+++ Stored data +++

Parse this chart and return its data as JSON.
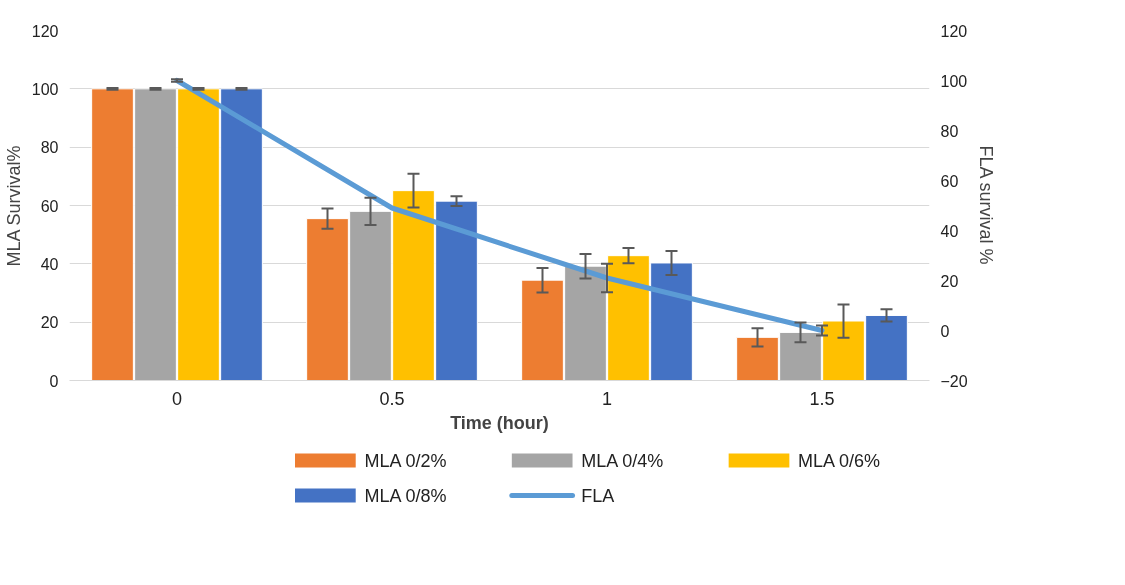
{
  "chart_data": {
    "type": "bar",
    "xlabel": "Time (hour)",
    "ylabel": "MLA Survival%",
    "y2label": "FLA survival %",
    "categories": [
      "0",
      "0.5",
      "1",
      "1.5"
    ],
    "ylim": [
      0,
      120
    ],
    "yticks": [
      0,
      20,
      40,
      60,
      80,
      100,
      120
    ],
    "y2lim": [
      -20,
      120
    ],
    "y2ticks": [
      -20,
      0,
      20,
      40,
      60,
      80,
      100,
      120
    ],
    "grid": "y",
    "legend": "bottom",
    "series": [
      {
        "name": "MLA 0/2%",
        "color": "#ed7d31",
        "values": [
          100,
          55.5,
          34.4,
          14.8
        ],
        "errors": [
          0.3,
          3.5,
          4.2,
          3.1
        ]
      },
      {
        "name": "MLA 0/4%",
        "color": "#a5a5a5",
        "values": [
          100,
          58,
          39.2,
          16.5
        ],
        "errors": [
          0.3,
          4.7,
          4.2,
          3.4
        ]
      },
      {
        "name": "MLA 0/6%",
        "color": "#ffc000",
        "values": [
          100,
          65.1,
          42.8,
          20.4
        ],
        "errors": [
          0.3,
          5.8,
          2.6,
          5.7
        ]
      },
      {
        "name": "MLA 0/8%",
        "color": "#4472c4",
        "values": [
          100,
          61.5,
          40.3,
          22.3
        ],
        "errors": [
          0.3,
          1.7,
          4.1,
          2.1
        ]
      },
      {
        "name": "FLA",
        "type": "line",
        "axis": "y2",
        "color": "#5b9bd5",
        "values": [
          100,
          49,
          21,
          0
        ],
        "errors": [
          0.5,
          null,
          5.7,
          2
        ]
      }
    ]
  }
}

+++

**Written task:**
Go through the records and gather the lines that hold "color".

**Answer to this exercise:**
        "color": "#ed7d31",
        "color": "#a5a5a5",
        "color": "#ffc000",
        "color": "#4472c4",
        "color": "#5b9bd5",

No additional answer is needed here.